[Items from a dataset]

-*-*-

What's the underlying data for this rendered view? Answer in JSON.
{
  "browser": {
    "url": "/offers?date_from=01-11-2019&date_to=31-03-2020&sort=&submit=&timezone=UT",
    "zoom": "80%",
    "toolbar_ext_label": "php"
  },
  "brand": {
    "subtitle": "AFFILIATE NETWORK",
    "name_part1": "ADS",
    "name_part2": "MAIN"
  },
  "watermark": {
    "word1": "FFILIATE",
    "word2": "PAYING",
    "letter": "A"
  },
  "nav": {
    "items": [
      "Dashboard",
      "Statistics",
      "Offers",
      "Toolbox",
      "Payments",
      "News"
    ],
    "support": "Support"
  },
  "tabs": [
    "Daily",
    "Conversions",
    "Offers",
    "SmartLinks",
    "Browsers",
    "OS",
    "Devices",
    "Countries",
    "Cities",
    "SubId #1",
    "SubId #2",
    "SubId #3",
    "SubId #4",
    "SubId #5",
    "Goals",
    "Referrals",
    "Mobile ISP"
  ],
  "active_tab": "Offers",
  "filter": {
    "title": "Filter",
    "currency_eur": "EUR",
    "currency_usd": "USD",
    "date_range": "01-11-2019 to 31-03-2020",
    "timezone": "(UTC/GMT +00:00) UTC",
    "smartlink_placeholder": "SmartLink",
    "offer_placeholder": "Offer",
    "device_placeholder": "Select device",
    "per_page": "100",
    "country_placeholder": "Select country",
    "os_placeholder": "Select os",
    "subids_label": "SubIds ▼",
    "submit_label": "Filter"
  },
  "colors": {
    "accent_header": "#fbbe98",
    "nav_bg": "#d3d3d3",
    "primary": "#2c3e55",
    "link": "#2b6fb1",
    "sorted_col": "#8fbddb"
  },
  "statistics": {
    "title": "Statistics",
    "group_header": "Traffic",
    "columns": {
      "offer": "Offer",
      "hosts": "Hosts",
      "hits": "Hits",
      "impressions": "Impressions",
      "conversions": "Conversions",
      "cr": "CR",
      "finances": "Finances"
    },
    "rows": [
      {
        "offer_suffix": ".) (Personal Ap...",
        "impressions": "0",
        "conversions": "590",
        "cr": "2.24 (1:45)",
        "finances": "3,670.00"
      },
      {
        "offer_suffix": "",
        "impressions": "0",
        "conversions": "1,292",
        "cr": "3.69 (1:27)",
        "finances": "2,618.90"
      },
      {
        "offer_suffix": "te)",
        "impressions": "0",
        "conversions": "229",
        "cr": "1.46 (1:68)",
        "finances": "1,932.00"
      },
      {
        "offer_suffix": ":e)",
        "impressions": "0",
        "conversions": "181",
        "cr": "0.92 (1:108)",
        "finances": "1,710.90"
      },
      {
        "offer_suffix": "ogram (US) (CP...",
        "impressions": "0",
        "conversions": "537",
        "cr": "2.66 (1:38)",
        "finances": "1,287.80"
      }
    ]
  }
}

-*-*-

→ **Given request**:
Report the number of lines that include the string "finances"; return nothing but the count.

→ **Task solution**:
6